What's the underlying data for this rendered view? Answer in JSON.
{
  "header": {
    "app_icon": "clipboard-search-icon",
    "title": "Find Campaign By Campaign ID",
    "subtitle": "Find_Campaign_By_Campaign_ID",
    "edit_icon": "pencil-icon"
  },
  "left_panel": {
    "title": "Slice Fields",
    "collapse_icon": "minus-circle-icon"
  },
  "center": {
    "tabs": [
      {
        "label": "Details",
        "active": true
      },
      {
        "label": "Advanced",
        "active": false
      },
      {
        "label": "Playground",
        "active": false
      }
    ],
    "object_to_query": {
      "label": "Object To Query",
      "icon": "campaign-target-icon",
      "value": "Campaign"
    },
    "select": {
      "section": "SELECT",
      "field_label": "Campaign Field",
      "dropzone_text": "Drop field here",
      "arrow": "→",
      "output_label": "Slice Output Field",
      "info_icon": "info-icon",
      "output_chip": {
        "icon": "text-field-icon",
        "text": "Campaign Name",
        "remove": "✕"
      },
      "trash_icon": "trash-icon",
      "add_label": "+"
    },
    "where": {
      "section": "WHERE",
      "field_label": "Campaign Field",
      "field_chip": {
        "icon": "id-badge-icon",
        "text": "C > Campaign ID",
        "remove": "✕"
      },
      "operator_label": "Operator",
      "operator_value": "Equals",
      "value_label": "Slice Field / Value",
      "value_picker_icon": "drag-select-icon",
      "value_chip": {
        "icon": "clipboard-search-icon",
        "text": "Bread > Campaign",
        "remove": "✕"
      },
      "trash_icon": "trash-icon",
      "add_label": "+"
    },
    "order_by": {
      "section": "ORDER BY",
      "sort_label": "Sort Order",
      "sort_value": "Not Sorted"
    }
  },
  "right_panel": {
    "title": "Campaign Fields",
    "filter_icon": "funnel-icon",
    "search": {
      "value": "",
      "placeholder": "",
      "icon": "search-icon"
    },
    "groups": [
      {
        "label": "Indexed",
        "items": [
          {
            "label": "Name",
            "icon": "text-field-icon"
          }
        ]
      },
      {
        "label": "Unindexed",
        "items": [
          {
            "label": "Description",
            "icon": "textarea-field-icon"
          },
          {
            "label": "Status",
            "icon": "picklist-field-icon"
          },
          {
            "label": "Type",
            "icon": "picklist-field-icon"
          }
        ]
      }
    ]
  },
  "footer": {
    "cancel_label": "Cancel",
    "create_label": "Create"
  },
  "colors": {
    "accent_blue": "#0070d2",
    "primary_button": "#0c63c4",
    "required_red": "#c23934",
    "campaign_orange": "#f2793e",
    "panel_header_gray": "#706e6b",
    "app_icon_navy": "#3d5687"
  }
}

Exercise directions:
Emit the records above again, exactly, with no line skipped.

Solution for this task:
What's the underlying data for this rendered view? Answer in JSON.
{
  "header": {
    "app_icon": "clipboard-search-icon",
    "title": "Find Campaign By Campaign ID",
    "subtitle": "Find_Campaign_By_Campaign_ID",
    "edit_icon": "pencil-icon"
  },
  "left_panel": {
    "title": "Slice Fields",
    "collapse_icon": "minus-circle-icon"
  },
  "center": {
    "tabs": [
      {
        "label": "Details",
        "active": true
      },
      {
        "label": "Advanced",
        "active": false
      },
      {
        "label": "Playground",
        "active": false
      }
    ],
    "object_to_query": {
      "label": "Object To Query",
      "icon": "campaign-target-icon",
      "value": "Campaign"
    },
    "select": {
      "section": "SELECT",
      "field_label": "Campaign Field",
      "dropzone_text": "Drop field here",
      "arrow": "→",
      "output_label": "Slice Output Field",
      "info_icon": "info-icon",
      "output_chip": {
        "icon": "text-field-icon",
        "text": "Campaign Name",
        "remove": "✕"
      },
      "trash_icon": "trash-icon",
      "add_label": "+"
    },
    "where": {
      "section": "WHERE",
      "field_label": "Campaign Field",
      "field_chip": {
        "icon": "id-badge-icon",
        "text": "C > Campaign ID",
        "remove": "✕"
      },
      "operator_label": "Operator",
      "operator_value": "Equals",
      "value_label": "Slice Field / Value",
      "value_picker_icon": "drag-select-icon",
      "value_chip": {
        "icon": "clipboard-search-icon",
        "text": "Bread > Campaign",
        "remove": "✕"
      },
      "trash_icon": "trash-icon",
      "add_label": "+"
    },
    "order_by": {
      "section": "ORDER BY",
      "sort_label": "Sort Order",
      "sort_value": "Not Sorted"
    }
  },
  "right_panel": {
    "title": "Campaign Fields",
    "filter_icon": "funnel-icon",
    "search": {
      "value": "",
      "placeholder": "",
      "icon": "search-icon"
    },
    "groups": [
      {
        "label": "Indexed",
        "items": [
          {
            "label": "Name",
            "icon": "text-field-icon"
          }
        ]
      },
      {
        "label": "Unindexed",
        "items": [
          {
            "label": "Description",
            "icon": "textarea-field-icon"
          },
          {
            "label": "Status",
            "icon": "picklist-field-icon"
          },
          {
            "label": "Type",
            "icon": "picklist-field-icon"
          }
        ]
      }
    ]
  },
  "footer": {
    "cancel_label": "Cancel",
    "create_label": "Create"
  },
  "colors": {
    "accent_blue": "#0070d2",
    "primary_button": "#0c63c4",
    "required_red": "#c23934",
    "campaign_orange": "#f2793e",
    "panel_header_gray": "#706e6b",
    "app_icon_navy": "#3d5687"
  }
}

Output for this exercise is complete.